* _Record excerpts_:
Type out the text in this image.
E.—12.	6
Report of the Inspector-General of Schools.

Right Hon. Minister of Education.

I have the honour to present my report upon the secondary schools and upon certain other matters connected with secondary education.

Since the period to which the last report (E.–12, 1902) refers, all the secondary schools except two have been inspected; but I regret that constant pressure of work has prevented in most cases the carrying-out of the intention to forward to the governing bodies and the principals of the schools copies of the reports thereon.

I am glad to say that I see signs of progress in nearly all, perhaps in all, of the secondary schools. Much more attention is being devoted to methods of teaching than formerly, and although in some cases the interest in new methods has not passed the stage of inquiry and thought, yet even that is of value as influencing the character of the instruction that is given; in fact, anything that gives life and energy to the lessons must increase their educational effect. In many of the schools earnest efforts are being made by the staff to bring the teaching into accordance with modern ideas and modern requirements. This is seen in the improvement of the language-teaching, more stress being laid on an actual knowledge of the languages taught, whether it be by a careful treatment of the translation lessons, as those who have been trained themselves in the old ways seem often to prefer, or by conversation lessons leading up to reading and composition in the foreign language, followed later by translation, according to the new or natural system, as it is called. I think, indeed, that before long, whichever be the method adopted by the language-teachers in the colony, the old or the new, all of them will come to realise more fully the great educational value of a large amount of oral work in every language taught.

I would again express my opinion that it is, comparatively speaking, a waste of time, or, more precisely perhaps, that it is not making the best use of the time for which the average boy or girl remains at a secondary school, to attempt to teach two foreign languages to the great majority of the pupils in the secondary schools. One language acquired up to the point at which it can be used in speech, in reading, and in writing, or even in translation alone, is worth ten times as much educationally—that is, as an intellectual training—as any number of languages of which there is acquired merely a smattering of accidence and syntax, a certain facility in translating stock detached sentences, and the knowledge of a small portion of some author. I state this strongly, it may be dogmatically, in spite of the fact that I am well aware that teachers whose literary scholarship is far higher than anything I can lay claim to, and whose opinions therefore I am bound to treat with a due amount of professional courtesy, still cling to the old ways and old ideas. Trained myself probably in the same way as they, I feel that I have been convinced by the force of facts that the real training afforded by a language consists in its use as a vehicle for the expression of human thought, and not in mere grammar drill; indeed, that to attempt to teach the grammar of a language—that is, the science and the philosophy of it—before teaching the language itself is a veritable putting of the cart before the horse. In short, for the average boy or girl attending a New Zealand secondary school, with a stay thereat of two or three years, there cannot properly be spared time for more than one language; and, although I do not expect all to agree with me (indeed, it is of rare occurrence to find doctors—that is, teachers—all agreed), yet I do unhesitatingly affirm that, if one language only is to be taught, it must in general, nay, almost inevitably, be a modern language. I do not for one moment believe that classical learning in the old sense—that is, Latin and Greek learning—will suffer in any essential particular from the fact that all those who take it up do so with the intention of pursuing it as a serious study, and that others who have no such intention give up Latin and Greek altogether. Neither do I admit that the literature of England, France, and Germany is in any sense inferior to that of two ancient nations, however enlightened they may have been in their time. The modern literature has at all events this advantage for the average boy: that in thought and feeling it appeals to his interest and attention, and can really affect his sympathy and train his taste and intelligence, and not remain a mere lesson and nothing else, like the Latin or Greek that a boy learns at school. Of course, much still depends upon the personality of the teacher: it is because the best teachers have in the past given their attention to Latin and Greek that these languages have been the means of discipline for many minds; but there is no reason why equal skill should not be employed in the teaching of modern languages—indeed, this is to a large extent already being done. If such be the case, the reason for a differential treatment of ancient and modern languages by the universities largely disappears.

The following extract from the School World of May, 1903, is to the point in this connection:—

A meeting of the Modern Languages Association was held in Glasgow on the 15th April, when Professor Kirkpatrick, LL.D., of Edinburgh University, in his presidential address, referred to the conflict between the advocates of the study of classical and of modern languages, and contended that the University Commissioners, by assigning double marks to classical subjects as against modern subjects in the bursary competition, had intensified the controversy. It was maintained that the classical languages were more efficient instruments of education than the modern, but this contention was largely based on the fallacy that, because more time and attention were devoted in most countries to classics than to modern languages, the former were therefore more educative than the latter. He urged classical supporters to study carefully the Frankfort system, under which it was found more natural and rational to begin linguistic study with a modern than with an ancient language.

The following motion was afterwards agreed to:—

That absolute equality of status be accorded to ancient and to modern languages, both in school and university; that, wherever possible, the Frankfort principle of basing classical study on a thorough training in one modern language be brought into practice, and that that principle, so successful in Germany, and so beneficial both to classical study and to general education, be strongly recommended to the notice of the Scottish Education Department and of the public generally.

* _Requirements_: Set out the complete listing exactly as shown.

* _Solution to this task_:
Type out the text in this image.
E.—12.	6
Report of the Inspector-General of Schools.

Right Hon. Minister of Education.

I have the honour to present my report upon the secondary schools and upon certain other matters connected with secondary education.

Since the period to which the last report (E.–12, 1902) refers, all the secondary schools except two have been inspected; but I regret that constant pressure of work has prevented in most cases the carrying-out of the intention to forward to the governing bodies and the principals of the schools copies of the reports thereon.

I am glad to say that I see signs of progress in nearly all, perhaps in all, of the secondary schools. Much more attention is being devoted to methods of teaching than formerly, and although in some cases the interest in new methods has not passed the stage of inquiry and thought, yet even that is of value as influencing the character of the instruction that is given; in fact, anything that gives life and energy to the lessons must increase their educational effect. In many of the schools earnest efforts are being made by the staff to bring the teaching into accordance with modern ideas and modern requirements. This is seen in the improvement of the language-teaching, more stress being laid on an actual knowledge of the languages taught, whether it be by a careful treatment of the translation lessons, as those who have been trained themselves in the old ways seem often to prefer, or by conversation lessons leading up to reading and composition in the foreign language, followed later by translation, according to the new or natural system, as it is called. I think, indeed, that before long, whichever be the method adopted by the language-teachers in the colony, the old or the new, all of them will come to realise more fully the great educational value of a large amount of oral work in every language taught.

I would again express my opinion that it is, comparatively speaking, a waste of time, or, more precisely perhaps, that it is not making the best use of the time for which the average boy or girl remains at a secondary school, to attempt to teach two foreign languages to the great majority of the pupils in the secondary schools. One language acquired up to the point at which it can be used in speech, in reading, and in writing, or even in translation alone, is worth ten times as much educationally—that is, as an intellectual training—as any number of languages of which there is acquired merely a smattering of accidence and syntax, a certain facility in translating stock detached sentences, and the knowledge of a small portion of some author. I state this strongly, it may be dogmatically, in spite of the fact that I am well aware that teachers whose literary scholarship is far higher than anything I can lay claim to, and whose opinions therefore I am bound to treat with a due amount of professional courtesy, still cling to the old ways and old ideas. Trained myself probably in the same way as they, I feel that I have been convinced by the force of facts that the real training afforded by a language consists in its use as a vehicle for the expression of human thought, and not in mere grammar drill; indeed, that to attempt to teach the grammar of a language—that is, the science and the philosophy of it—before teaching the language itself is a veritable putting of the cart before the horse. In short, for the average boy or girl attending a New Zealand secondary school, with a stay thereat of two or three years, there cannot properly be spared time for more than one language; and, although I do not expect all to agree with me (indeed, it is of rare occurrence to find doctors—that is, teachers—all agreed), yet I do unhesitatingly affirm that, if one language only is to be taught, it must in general, nay, almost inevitably, be a modern language. I do not for one moment believe that classical learning in the old sense—that is, Latin and Greek learning—will suffer in any essential particular from the fact that all those who take it up do so with the intention of pursuing it as a serious study, and that others who have no such intention give up Latin and Greek altogether. Neither do I admit that the literature of England, France, and Germany is in any sense inferior to that of two ancient nations, however enlightened they may have been in their time. The modern literature has at all events this advantage for the average boy: that in thought and feeling it appeals to his interest and attention, and can really affect his sympathy and train his taste and intelligence, and not remain a mere lesson and nothing else, like the Latin or Greek that a boy learns at school. Of course, much still depends upon the personality of the teacher: it is because the best teachers have in the past given their attention to Latin and Greek that these languages have been the means of discipline for many minds; but there is no reason why equal skill should not be employed in the teaching of modern languages—indeed, this is to a large extent already being done. If such be the case, the reason for a differential treatment of ancient and modern languages by the universities largely disappears.

The following extract from the School World of May, 1903, is to the point in this connection:—

A meeting of the Modern Languages Association was held in Glasgow on the 15th April, when Professor Kirkpatrick, LL.D., of Edinburgh University, in his presidential address, referred to the conflict between the advocates of the study of classical and of modern languages, and contended that the University Commissioners, by assigning double marks to classical subjects as against modern subjects in the bursary competition, had intensified the controversy. It was maintained that the classical languages were more efficient instruments of education than the modern, but this contention was largely based on the fallacy that, because more time and attention were devoted in most countries to classics than to modern languages, the former were therefore more educative than the latter. He urged classical supporters to study carefully the Frankfort system, under which it was found more natural and rational to begin linguistic study with a modern than with an ancient language.

The following motion was afterwards agreed to:—

That absolute equality of status be accorded to ancient and to modern languages, both in school and university; that, wherever possible, the Frankfort principle of basing classical study on a thorough training in one modern language be brought into practice, and that that principle, so successful in Germany, and so beneficial both to classical study and to general education, be strongly recommended to the notice of the Scottish Education Department and of the public generally.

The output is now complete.